===== Source data

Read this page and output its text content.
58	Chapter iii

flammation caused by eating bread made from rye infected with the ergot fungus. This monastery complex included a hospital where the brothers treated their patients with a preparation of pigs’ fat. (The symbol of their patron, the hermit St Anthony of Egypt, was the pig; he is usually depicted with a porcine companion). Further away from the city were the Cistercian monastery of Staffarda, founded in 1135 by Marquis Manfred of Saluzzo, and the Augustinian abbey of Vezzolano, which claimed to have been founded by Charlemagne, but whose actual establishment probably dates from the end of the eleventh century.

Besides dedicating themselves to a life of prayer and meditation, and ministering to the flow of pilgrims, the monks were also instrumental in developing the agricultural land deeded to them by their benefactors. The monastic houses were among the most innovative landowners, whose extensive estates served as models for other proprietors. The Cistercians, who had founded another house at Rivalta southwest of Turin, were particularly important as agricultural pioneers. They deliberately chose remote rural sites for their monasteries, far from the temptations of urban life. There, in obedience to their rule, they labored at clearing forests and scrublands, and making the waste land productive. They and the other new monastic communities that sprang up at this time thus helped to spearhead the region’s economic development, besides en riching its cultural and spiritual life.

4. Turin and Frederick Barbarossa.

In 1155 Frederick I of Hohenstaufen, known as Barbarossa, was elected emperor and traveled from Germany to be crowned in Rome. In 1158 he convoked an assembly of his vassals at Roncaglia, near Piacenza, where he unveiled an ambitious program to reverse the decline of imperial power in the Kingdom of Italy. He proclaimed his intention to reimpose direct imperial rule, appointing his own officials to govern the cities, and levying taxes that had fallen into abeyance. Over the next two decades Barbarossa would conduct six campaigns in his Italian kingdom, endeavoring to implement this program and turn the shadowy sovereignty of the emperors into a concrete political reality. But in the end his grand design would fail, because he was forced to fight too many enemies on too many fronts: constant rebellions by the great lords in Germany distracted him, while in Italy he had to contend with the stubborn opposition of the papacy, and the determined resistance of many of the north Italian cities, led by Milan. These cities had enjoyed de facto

==========
===== Source data

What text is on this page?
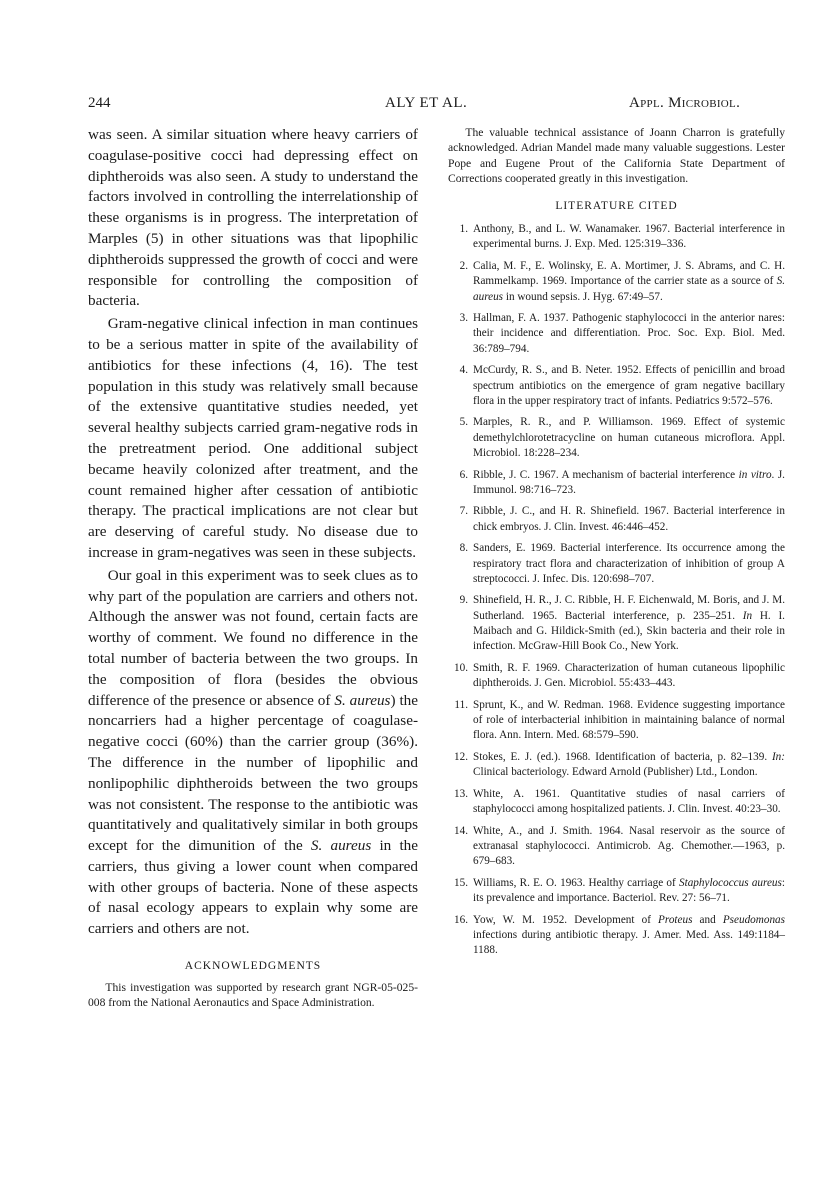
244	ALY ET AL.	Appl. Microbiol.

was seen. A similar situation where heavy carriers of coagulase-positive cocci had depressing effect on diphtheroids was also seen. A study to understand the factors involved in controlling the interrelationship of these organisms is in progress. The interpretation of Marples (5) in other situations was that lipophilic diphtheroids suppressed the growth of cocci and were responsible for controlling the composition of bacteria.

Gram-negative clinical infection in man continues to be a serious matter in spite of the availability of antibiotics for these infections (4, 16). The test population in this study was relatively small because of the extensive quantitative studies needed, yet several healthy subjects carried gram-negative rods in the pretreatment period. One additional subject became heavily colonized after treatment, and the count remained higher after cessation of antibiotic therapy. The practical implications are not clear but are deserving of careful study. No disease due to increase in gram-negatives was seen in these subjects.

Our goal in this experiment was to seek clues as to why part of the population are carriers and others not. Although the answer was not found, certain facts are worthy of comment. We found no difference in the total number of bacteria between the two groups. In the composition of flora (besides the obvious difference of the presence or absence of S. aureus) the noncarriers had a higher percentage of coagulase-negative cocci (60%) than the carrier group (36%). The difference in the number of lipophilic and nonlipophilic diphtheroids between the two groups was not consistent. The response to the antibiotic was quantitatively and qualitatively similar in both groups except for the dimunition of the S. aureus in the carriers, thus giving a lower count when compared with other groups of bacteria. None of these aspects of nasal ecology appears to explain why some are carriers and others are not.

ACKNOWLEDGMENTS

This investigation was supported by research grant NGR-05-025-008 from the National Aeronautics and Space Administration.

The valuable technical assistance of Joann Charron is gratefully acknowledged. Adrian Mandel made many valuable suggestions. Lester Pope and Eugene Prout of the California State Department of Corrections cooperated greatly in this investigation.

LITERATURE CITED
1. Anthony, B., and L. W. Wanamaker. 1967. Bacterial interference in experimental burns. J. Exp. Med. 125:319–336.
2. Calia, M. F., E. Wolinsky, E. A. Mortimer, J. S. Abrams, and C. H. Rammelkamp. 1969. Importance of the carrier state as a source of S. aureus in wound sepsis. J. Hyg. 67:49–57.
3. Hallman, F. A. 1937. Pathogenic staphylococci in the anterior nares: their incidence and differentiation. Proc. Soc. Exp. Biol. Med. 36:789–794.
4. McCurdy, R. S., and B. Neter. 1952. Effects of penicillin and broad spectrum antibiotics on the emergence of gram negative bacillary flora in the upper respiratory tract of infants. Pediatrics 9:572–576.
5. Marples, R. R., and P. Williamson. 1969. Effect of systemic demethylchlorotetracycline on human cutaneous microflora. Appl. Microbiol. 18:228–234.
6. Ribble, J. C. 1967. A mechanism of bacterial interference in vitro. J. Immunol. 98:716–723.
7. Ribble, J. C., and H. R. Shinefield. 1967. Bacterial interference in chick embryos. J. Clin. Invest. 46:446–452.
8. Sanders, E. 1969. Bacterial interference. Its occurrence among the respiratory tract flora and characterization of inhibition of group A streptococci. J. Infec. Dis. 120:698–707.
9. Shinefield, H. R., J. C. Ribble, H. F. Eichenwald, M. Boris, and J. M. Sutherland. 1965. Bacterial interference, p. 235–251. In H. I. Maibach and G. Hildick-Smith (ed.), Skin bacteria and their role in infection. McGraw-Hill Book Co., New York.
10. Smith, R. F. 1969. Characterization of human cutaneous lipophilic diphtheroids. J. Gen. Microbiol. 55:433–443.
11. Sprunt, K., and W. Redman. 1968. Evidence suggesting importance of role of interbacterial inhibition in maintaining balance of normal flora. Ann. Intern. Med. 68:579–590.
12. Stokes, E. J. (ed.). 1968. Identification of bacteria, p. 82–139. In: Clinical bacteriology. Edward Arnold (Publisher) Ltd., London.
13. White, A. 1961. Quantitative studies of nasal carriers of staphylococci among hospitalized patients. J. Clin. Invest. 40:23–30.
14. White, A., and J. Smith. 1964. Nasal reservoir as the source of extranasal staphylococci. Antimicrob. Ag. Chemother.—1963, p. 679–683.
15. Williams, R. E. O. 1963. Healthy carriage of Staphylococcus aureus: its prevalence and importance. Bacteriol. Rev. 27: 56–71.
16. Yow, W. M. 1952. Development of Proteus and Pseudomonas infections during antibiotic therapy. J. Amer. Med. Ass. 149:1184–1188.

==========
===== Source data

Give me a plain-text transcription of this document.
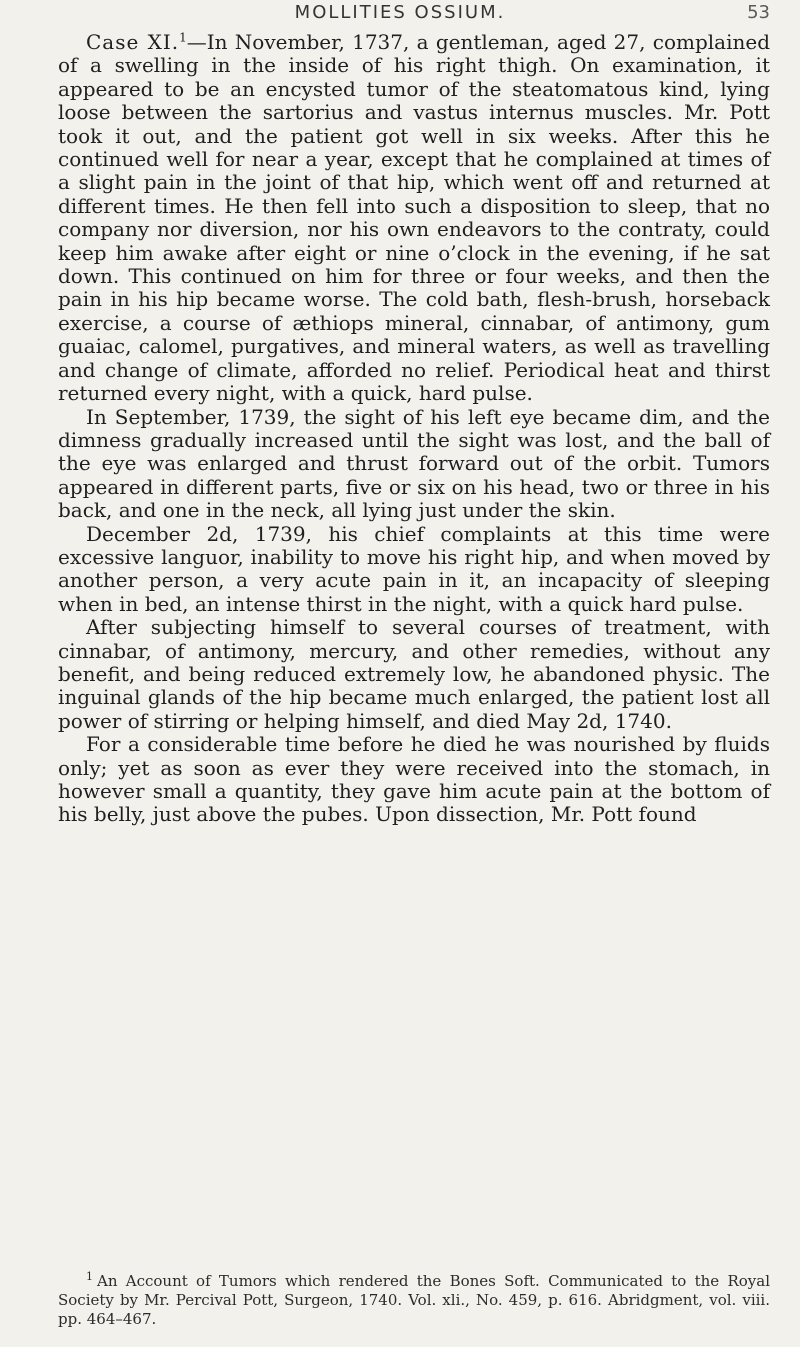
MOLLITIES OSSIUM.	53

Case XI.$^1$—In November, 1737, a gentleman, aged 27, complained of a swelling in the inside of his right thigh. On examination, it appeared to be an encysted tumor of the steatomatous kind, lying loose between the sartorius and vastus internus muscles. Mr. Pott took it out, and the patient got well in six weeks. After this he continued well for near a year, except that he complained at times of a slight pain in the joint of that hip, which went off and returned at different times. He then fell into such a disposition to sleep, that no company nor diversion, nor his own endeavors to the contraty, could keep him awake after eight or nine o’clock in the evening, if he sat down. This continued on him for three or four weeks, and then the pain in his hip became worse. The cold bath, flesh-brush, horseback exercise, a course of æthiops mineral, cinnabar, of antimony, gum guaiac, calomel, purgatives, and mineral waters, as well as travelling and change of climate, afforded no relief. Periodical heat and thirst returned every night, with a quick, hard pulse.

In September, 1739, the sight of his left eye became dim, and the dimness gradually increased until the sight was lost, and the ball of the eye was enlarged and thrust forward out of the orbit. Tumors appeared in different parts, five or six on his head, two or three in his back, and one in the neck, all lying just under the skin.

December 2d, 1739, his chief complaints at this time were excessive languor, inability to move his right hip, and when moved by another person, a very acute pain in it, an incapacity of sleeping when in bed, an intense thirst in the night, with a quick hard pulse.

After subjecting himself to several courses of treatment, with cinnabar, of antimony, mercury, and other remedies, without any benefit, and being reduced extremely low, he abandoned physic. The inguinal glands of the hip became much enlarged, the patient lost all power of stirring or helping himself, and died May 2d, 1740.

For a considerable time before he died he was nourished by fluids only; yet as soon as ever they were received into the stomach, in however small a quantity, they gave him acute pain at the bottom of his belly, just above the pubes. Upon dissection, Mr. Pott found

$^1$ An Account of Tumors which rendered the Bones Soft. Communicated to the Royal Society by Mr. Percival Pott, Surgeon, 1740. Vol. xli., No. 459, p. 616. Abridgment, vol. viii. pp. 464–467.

==========

- _Your task_
Lines that hold "studies" are the ones to copy, so pick each out from the data.

- _Answer to the exercise_
Gram-negative clinical infection in man continues to be a serious matter in spite of the availability of antibiotics for these infections (4, 16). The test population in this study was relatively small because of the extensive quantitative studies needed, yet several healthy subjects carried gram-negative rods in the pretreatment period. One additional subject became heavily colonized after treatment, and the count remained higher after cessation of antibiotic therapy. The practical implications are not clear but are deserving of careful study. No disease due to increase in gram-negatives was seen in these subjects.
13. White, A. 1961. Quantitative studies of nasal carriers of staphylococci among hospitalized patients. J. Clin. Invest. 40:23–30.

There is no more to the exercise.